_WHAT YOU HAVE TO DO:_ Which lines hold the string "grid"? Copy every one of them.

_RECORDS SHOWN:_

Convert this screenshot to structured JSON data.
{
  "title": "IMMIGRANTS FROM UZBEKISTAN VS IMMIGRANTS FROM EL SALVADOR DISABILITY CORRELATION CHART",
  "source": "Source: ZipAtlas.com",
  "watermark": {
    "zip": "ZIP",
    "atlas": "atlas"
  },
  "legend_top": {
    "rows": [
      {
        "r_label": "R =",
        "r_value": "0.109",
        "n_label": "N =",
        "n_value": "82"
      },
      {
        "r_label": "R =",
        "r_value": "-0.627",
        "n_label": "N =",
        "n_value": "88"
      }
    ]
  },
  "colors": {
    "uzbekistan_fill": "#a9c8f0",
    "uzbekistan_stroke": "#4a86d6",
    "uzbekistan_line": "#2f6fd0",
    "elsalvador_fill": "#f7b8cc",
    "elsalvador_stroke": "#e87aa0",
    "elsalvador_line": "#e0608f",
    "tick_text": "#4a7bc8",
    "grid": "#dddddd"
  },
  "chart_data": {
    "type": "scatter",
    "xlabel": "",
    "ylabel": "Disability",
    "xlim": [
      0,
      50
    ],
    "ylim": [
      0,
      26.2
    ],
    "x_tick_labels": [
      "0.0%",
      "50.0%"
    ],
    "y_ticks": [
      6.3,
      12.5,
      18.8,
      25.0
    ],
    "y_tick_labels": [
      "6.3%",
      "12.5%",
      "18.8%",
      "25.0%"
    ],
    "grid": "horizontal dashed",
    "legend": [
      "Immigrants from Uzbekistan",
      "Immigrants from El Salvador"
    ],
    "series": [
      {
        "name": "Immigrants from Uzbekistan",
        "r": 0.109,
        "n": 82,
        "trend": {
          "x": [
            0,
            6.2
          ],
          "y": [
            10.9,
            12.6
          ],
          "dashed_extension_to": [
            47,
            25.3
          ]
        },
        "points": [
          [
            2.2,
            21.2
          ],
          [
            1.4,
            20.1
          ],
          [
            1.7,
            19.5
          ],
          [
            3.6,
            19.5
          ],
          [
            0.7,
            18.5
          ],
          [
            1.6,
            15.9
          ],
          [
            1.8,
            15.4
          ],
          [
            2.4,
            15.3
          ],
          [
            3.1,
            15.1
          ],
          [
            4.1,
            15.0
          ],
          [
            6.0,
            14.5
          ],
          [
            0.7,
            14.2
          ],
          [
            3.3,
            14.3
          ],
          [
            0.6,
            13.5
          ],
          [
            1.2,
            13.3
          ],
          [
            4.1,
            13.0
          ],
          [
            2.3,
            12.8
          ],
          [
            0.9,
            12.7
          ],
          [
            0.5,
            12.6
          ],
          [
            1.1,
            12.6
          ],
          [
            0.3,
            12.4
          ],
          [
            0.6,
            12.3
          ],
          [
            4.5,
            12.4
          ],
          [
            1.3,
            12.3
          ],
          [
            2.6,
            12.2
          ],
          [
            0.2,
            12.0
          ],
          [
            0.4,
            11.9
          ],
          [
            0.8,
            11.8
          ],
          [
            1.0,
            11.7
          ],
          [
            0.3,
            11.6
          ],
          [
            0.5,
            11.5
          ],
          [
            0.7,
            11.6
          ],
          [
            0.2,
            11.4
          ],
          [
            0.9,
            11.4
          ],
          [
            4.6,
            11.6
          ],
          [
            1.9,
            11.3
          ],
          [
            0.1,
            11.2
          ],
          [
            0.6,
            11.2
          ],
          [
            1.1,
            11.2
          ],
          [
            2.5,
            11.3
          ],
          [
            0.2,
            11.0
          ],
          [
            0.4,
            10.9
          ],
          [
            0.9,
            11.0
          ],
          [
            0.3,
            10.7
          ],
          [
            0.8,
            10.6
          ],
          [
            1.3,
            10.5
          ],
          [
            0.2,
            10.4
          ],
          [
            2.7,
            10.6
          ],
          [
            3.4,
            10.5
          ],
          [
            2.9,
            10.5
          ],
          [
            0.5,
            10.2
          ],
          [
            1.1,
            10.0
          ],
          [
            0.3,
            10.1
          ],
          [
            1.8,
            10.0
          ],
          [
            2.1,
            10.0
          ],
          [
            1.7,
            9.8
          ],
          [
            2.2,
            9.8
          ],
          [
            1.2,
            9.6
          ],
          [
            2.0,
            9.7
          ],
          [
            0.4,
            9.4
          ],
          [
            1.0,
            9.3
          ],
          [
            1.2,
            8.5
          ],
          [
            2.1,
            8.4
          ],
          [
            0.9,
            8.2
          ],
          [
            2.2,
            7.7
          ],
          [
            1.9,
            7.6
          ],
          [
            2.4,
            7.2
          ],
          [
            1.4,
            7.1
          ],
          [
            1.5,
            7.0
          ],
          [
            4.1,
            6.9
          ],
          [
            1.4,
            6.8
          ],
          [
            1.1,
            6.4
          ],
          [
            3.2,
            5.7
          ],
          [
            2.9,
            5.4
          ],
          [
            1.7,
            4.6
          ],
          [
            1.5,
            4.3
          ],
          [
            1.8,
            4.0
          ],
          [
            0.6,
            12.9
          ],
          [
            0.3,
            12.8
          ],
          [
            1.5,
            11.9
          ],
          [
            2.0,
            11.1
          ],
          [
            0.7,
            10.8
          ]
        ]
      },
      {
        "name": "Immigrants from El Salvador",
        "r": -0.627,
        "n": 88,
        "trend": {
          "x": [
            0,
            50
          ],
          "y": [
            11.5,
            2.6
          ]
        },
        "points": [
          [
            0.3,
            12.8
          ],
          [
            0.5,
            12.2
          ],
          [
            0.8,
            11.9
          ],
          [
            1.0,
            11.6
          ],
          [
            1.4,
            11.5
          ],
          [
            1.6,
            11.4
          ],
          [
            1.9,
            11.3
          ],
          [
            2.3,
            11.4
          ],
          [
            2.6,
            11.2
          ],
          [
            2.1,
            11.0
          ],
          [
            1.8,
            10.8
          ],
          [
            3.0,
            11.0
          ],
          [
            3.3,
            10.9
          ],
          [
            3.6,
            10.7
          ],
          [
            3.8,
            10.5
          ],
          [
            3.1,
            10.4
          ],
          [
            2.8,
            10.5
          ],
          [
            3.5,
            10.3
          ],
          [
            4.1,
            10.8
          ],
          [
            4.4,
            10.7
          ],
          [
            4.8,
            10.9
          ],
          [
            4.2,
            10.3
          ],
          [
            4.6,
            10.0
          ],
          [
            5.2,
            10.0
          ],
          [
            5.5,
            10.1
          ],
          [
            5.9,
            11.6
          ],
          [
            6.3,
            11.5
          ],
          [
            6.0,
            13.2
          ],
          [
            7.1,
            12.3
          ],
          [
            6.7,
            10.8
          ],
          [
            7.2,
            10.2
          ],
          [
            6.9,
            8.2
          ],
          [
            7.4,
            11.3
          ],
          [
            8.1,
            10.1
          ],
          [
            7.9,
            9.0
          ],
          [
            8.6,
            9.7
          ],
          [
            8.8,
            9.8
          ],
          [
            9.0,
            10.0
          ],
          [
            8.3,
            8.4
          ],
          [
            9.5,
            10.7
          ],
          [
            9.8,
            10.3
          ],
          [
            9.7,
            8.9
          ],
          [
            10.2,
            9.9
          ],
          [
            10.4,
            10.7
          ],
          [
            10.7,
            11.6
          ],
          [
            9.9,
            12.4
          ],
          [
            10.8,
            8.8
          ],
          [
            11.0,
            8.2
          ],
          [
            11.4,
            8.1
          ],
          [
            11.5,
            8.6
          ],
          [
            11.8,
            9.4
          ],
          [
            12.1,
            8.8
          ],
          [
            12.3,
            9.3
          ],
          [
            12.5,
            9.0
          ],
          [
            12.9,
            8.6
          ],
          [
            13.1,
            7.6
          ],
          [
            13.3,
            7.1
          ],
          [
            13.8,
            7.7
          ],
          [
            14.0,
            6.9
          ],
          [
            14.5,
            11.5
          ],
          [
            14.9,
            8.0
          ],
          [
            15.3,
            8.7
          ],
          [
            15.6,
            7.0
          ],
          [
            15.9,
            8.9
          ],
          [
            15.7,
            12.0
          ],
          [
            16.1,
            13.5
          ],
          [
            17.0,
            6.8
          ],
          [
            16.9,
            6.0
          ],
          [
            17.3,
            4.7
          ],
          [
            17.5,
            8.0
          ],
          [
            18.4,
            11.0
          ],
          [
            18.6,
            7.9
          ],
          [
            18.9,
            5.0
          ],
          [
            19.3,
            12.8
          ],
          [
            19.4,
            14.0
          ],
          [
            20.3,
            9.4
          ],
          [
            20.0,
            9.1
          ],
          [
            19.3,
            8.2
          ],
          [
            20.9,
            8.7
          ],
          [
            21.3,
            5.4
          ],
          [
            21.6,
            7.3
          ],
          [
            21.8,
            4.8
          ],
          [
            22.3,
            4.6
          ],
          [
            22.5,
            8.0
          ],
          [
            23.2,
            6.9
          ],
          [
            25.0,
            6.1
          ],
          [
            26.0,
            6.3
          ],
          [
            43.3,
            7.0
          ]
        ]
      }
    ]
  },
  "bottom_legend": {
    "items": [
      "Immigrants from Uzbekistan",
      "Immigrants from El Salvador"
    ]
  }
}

_REPLY TO THE EXERCISE:_
    "grid": "#dddddd"
    "grid": "horizontal dashed",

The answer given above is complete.